___ RECORDS PROVIDED

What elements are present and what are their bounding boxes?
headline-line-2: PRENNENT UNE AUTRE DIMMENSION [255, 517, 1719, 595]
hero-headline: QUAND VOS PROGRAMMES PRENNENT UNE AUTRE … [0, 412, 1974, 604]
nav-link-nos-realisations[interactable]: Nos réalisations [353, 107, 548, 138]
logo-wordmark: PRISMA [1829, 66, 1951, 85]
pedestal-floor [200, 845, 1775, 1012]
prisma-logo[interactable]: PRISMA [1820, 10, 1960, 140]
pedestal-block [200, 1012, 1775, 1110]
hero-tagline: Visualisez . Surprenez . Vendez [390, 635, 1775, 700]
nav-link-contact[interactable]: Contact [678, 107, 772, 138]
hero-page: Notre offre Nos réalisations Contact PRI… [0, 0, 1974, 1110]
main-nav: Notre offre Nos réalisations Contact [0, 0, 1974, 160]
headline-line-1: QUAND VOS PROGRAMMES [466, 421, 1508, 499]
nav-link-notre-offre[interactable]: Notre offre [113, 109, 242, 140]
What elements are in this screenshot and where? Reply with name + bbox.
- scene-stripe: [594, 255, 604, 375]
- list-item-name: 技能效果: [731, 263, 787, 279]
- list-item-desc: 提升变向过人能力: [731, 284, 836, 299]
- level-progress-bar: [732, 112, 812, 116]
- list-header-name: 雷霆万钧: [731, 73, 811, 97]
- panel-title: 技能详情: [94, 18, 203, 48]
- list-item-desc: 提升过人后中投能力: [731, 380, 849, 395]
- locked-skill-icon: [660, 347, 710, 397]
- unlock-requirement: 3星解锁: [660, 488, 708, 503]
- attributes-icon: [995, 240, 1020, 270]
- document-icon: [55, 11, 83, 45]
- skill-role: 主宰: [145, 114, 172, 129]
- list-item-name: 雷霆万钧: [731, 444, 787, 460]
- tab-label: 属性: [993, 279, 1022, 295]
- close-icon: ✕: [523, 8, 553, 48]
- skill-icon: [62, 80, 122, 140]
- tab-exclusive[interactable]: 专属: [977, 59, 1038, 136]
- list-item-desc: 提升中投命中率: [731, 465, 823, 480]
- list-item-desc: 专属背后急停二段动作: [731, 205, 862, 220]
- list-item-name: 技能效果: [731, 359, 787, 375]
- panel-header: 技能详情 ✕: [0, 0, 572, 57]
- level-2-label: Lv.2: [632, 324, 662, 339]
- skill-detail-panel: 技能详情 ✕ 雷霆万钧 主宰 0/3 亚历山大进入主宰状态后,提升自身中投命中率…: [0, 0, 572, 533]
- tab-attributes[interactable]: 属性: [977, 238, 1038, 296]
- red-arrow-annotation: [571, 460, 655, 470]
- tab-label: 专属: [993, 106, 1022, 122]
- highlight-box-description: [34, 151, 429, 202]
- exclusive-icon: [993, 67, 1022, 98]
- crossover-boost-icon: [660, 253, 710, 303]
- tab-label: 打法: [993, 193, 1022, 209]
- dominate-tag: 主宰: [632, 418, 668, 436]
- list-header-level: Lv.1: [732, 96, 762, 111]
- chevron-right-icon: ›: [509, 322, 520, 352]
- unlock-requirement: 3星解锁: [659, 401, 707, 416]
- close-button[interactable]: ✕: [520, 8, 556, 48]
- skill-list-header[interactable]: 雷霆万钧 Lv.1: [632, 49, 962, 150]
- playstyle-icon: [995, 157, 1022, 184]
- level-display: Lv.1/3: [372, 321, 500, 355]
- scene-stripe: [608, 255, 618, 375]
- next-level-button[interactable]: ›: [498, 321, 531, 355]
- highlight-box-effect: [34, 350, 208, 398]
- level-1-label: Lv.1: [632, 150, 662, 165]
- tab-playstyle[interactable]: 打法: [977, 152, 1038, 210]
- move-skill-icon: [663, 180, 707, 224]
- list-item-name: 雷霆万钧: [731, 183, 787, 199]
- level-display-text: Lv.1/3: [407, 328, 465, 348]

______

# TASK DIRECTIONS:
Pick out every line of the records that contains the string "PRISMA", and copy each such line in full.

# OUTPUT:
logo-wordmark: PRISMA [1829, 66, 1951, 85]
prisma-logo[interactable]: PRISMA [1820, 10, 1960, 140]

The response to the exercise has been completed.